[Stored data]
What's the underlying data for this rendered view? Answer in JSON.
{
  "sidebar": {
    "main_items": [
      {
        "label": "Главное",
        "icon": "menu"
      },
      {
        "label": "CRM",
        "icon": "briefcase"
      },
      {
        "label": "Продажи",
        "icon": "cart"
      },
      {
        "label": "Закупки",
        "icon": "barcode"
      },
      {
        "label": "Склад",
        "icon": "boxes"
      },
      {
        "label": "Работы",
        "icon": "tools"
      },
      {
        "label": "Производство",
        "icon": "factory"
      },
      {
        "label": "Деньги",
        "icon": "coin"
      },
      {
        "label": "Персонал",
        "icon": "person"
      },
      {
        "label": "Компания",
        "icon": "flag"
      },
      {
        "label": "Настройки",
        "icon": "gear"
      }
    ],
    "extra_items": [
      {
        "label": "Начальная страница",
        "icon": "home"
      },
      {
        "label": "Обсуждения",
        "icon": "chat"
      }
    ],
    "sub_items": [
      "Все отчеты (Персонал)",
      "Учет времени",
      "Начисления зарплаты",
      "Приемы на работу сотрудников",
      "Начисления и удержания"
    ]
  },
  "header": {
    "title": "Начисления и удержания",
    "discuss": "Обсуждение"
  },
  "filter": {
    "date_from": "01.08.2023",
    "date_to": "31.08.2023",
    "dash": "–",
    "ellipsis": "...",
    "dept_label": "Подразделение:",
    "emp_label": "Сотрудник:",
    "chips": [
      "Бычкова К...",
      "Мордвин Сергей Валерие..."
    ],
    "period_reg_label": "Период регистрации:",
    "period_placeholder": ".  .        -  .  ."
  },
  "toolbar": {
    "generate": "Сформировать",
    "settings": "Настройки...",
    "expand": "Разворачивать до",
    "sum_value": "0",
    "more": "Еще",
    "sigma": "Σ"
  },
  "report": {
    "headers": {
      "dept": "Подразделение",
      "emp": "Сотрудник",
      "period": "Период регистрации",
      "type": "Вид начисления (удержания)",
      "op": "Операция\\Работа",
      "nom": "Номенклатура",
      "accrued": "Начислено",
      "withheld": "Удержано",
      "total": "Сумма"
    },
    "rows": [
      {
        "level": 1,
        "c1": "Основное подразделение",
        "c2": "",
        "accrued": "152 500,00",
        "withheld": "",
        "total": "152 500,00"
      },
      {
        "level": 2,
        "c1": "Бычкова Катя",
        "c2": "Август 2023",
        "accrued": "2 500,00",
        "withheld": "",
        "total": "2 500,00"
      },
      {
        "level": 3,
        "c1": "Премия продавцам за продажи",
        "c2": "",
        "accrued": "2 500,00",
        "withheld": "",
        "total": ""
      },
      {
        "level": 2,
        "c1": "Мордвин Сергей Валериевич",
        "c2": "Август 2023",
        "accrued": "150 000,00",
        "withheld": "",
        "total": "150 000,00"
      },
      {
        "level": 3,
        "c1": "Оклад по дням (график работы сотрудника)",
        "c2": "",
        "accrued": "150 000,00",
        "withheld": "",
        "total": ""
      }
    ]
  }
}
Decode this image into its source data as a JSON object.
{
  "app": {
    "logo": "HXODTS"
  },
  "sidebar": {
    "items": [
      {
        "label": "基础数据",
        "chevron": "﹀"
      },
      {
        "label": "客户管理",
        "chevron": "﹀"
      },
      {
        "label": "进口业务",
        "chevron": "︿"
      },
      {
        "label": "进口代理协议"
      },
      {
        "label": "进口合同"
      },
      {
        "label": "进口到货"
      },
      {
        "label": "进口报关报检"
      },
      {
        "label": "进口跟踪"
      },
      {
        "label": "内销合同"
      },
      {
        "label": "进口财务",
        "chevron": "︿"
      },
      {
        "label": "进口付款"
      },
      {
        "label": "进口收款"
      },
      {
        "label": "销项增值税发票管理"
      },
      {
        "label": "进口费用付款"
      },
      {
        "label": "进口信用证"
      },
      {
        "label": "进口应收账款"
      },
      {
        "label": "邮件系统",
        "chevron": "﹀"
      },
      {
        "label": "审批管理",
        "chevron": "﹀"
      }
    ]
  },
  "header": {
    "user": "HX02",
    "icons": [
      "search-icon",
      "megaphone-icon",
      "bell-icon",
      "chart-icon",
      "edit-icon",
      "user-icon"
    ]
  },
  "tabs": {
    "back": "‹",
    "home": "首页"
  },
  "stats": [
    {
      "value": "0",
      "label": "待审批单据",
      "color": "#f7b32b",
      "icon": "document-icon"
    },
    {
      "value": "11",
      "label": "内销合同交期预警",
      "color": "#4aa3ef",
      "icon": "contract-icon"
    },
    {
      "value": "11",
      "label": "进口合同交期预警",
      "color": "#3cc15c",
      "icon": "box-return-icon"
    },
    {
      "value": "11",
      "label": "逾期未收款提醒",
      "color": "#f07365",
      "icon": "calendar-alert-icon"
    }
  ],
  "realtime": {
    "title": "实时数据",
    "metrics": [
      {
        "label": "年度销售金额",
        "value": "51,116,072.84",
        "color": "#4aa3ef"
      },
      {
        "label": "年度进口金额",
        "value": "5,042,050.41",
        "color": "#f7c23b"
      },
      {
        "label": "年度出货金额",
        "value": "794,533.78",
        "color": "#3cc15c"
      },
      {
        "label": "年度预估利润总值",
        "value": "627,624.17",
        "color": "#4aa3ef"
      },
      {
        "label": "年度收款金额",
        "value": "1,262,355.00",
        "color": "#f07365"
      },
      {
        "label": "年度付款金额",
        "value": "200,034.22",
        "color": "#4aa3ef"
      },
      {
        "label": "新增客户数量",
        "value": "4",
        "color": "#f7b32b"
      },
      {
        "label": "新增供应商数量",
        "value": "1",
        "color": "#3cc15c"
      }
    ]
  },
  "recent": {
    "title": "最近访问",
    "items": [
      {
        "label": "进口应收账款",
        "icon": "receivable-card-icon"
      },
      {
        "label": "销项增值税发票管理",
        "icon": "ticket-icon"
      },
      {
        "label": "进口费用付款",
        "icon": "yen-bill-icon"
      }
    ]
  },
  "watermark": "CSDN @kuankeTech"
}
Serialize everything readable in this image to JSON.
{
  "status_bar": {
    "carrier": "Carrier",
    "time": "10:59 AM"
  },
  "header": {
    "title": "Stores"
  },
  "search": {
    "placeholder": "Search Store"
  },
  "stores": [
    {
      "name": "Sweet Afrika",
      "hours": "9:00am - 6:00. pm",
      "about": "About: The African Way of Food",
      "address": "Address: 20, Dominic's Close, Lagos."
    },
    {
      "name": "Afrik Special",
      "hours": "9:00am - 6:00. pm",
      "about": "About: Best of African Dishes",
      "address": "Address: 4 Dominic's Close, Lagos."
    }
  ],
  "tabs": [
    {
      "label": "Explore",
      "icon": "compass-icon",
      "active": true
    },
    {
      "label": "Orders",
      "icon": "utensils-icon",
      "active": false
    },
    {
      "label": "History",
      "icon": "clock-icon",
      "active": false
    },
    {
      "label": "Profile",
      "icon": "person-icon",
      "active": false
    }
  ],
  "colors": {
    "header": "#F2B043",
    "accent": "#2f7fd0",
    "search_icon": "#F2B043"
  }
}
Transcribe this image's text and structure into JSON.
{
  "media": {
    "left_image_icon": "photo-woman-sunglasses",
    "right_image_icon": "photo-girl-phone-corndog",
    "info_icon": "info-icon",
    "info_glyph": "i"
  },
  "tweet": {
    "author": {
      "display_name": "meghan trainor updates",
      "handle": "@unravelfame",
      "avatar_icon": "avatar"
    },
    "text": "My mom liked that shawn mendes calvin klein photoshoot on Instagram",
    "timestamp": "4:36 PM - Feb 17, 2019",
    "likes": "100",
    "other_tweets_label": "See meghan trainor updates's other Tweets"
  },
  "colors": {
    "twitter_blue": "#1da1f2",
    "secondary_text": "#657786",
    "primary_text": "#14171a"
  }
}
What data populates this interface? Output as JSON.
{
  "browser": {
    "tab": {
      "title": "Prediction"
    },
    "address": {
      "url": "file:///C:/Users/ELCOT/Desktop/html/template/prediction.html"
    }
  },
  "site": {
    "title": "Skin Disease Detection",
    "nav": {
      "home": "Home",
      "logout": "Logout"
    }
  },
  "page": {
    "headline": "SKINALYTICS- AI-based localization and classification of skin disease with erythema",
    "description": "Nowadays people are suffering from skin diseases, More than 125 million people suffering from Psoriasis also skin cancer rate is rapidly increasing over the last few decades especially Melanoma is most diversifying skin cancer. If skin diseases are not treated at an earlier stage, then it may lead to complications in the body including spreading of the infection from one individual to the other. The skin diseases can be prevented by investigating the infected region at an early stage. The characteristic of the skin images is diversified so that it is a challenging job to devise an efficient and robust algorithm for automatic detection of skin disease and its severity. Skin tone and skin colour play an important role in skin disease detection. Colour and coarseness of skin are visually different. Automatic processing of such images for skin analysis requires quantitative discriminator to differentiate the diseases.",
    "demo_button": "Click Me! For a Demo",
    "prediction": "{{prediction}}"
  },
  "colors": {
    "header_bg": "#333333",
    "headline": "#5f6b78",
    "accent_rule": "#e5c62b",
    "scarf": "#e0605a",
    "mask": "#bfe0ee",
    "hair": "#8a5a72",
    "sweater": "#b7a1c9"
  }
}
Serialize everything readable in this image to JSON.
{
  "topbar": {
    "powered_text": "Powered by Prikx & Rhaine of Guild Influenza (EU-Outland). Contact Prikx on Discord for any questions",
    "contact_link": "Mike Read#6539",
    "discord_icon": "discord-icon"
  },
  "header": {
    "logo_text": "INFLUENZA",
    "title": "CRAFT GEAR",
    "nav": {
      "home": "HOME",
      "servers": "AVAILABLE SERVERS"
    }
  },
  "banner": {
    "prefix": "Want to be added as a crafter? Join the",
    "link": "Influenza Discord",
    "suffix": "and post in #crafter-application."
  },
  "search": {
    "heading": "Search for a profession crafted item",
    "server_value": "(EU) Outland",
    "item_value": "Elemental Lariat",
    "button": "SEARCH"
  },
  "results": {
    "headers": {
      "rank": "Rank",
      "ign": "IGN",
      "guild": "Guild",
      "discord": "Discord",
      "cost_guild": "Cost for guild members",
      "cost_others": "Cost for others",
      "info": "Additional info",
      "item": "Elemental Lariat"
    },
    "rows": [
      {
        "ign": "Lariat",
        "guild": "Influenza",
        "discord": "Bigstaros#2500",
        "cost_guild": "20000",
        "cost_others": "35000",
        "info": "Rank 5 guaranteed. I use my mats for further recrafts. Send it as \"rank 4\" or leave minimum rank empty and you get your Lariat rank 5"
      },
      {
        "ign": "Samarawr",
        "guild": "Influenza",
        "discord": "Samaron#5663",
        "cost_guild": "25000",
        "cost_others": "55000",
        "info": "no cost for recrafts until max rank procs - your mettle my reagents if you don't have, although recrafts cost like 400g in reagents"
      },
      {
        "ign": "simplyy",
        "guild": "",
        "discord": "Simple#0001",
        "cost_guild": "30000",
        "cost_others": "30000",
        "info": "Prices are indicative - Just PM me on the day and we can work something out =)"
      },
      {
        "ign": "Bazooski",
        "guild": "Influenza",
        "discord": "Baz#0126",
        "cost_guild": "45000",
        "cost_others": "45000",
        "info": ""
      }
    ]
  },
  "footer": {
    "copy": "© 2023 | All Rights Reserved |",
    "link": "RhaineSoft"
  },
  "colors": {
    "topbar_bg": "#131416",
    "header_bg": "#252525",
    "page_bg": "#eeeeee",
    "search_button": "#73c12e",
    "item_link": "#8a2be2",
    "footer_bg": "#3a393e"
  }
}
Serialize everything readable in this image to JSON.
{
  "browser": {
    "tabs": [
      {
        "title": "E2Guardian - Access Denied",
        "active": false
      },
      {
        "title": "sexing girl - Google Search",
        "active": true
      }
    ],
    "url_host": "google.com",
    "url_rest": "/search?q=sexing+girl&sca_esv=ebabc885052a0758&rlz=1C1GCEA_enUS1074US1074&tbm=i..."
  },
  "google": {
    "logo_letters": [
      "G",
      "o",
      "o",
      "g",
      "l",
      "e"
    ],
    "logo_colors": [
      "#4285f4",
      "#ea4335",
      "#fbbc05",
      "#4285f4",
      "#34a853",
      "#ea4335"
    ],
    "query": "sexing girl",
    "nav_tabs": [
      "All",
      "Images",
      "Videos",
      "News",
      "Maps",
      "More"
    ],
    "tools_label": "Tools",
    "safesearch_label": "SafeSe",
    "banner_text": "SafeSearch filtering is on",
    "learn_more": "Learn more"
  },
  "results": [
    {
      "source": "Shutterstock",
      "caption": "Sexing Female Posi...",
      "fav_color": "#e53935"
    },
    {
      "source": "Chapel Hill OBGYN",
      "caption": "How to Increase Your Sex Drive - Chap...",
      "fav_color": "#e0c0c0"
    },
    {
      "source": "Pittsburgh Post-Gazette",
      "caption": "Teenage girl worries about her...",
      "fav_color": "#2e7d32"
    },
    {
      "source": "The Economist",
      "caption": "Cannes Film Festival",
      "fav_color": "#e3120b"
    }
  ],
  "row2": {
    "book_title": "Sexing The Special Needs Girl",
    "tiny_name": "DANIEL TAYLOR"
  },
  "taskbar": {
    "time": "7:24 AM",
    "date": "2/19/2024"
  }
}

** REQUIRED WORK **
Each line in the material either holds the string "Lagos" or does not. State how many do, and nothing else.

** TASK OUTPUT **
2